Task goal: Which lines of the records contain "Beseitigung"? Collect every one of them.

Data provided:
■ ■ ■ ■ ■ ■ ■

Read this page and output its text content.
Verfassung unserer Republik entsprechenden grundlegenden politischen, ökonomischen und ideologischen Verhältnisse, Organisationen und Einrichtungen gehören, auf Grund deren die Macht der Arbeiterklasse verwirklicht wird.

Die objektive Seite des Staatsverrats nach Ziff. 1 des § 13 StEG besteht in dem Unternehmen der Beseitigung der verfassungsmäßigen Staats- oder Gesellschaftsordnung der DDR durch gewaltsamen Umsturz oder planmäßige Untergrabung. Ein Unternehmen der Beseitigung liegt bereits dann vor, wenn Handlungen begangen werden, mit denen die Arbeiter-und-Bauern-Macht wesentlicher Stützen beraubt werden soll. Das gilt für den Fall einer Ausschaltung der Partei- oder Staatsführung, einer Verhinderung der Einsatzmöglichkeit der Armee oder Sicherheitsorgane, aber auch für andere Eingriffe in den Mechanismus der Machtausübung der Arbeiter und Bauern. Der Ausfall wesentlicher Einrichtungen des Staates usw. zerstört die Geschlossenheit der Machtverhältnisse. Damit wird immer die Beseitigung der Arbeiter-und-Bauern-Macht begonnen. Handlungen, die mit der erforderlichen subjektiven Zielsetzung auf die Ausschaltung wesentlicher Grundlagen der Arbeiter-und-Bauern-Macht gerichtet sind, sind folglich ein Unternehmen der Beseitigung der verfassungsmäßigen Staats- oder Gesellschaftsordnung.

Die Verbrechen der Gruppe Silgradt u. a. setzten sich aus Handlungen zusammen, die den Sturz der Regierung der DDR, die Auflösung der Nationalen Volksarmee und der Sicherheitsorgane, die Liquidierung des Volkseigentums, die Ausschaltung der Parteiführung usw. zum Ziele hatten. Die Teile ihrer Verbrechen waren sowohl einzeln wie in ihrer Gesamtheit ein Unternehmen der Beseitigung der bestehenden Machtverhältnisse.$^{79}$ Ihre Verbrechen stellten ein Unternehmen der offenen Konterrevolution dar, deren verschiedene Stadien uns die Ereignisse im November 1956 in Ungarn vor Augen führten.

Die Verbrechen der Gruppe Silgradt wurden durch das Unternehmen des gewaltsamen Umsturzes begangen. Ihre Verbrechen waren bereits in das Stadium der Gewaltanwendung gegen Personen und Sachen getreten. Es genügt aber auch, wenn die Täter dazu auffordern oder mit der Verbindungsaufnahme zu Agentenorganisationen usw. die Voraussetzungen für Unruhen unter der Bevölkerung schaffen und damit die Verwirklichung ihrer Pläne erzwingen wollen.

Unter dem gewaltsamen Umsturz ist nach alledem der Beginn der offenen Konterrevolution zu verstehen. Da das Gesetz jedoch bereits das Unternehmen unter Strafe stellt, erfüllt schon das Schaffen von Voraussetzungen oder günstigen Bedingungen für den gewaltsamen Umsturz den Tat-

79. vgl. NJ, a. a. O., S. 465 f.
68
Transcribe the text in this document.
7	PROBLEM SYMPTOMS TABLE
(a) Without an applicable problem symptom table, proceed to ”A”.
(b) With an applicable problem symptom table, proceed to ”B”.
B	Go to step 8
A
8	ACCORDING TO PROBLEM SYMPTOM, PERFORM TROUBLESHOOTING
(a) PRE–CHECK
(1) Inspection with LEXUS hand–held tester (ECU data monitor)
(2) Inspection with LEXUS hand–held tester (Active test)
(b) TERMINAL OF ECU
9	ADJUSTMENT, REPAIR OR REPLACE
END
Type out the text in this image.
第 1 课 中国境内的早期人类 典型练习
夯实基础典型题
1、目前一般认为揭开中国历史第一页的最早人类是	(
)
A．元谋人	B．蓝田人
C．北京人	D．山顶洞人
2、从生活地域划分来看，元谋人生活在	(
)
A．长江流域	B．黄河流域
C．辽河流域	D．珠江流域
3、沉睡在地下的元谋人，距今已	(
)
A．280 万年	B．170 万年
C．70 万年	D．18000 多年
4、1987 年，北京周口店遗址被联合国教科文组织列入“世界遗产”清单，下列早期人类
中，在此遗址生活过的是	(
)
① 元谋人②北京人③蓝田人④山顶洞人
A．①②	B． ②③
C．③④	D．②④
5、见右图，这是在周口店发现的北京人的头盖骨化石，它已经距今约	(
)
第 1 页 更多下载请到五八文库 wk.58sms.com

■ ■ ■ ■ ■ ■ ■

Correct response:
Die objektive Seite des Staatsverrats nach Ziff. 1 des § 13 StEG besteht in dem Unternehmen der Beseitigung der verfassungsmäßigen Staats- oder Gesellschaftsordnung der DDR durch gewaltsamen Umsturz oder planmäßige Untergrabung. Ein Unternehmen der Beseitigung liegt bereits dann vor, wenn Handlungen begangen werden, mit denen die Arbeiter-und-Bauern-Macht wesentlicher Stützen beraubt werden soll. Das gilt für den Fall einer Ausschaltung der Partei- oder Staatsführung, einer Verhinderung der Einsatzmöglichkeit der Armee oder Sicherheitsorgane, aber auch für andere Eingriffe in den Mechanismus der Machtausübung der Arbeiter und Bauern. Der Ausfall wesentlicher Einrichtungen des Staates usw. zerstört die Geschlossenheit der Machtverhältnisse. Damit wird immer die Beseitigung der Arbeiter-und-Bauern-Macht begonnen. Handlungen, die mit der erforderlichen subjektiven Zielsetzung auf die Ausschaltung wesentlicher Grundlagen der Arbeiter-und-Bauern-Macht gerichtet sind, sind folglich ein Unternehmen der Beseitigung der verfassungsmäßigen Staats- oder Gesellschaftsordnung.
Die Verbrechen der Gruppe Silgradt u. a. setzten sich aus Handlungen zusammen, die den Sturz der Regierung der DDR, die Auflösung der Nationalen Volksarmee und der Sicherheitsorgane, die Liquidierung des Volkseigentums, die Ausschaltung der Parteiführung usw. zum Ziele hatten. Die Teile ihrer Verbrechen waren sowohl einzeln wie in ihrer Gesamtheit ein Unternehmen der Beseitigung der bestehenden Machtverhältnisse.$^{79}$ Ihre Verbrechen stellten ein Unternehmen der offenen Konterrevolution dar, deren verschiedene Stadien uns die Ereignisse im November 1956 in Ungarn vor Augen führten.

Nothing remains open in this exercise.